EXERCISE DETAILS: All of the entries need to be written out again, exactly as they are.

PROVIDED DATA:
────────────────────

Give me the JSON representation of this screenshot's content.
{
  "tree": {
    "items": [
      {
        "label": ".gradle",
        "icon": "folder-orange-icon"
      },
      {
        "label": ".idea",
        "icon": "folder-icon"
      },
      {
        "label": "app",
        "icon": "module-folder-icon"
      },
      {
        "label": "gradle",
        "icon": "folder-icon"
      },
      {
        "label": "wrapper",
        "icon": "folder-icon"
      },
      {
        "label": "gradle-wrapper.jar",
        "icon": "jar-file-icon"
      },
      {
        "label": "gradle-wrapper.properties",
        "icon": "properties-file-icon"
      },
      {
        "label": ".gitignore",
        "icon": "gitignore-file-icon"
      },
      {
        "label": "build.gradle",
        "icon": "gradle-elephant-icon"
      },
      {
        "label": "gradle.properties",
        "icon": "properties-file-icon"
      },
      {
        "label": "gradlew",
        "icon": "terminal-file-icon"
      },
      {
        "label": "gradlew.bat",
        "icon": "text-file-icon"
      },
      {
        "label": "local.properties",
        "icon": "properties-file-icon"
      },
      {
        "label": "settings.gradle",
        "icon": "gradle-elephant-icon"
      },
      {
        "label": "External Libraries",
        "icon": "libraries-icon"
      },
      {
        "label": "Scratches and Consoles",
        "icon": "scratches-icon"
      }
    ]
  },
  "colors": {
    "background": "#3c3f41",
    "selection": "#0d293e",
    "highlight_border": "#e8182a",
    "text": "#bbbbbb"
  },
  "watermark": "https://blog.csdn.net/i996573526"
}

────────────────────

COMPLETED EXERCISE:
Give me the JSON representation of this screenshot's content.
{
  "tree": {
    "items": [
      {
        "label": ".gradle",
        "icon": "folder-orange-icon"
      },
      {
        "label": ".idea",
        "icon": "folder-icon"
      },
      {
        "label": "app",
        "icon": "module-folder-icon"
      },
      {
        "label": "gradle",
        "icon": "folder-icon"
      },
      {
        "label": "wrapper",
        "icon": "folder-icon"
      },
      {
        "label": "gradle-wrapper.jar",
        "icon": "jar-file-icon"
      },
      {
        "label": "gradle-wrapper.properties",
        "icon": "properties-file-icon"
      },
      {
        "label": ".gitignore",
        "icon": "gitignore-file-icon"
      },
      {
        "label": "build.gradle",
        "icon": "gradle-elephant-icon"
      },
      {
        "label": "gradle.properties",
        "icon": "properties-file-icon"
      },
      {
        "label": "gradlew",
        "icon": "terminal-file-icon"
      },
      {
        "label": "gradlew.bat",
        "icon": "text-file-icon"
      },
      {
        "label": "local.properties",
        "icon": "properties-file-icon"
      },
      {
        "label": "settings.gradle",
        "icon": "gradle-elephant-icon"
      },
      {
        "label": "External Libraries",
        "icon": "libraries-icon"
      },
      {
        "label": "Scratches and Consoles",
        "icon": "scratches-icon"
      }
    ]
  },
  "colors": {
    "background": "#3c3f41",
    "selection": "#0d293e",
    "highlight_border": "#e8182a",
    "text": "#bbbbbb"
  },
  "watermark": "https://blog.csdn.net/i996573526"
}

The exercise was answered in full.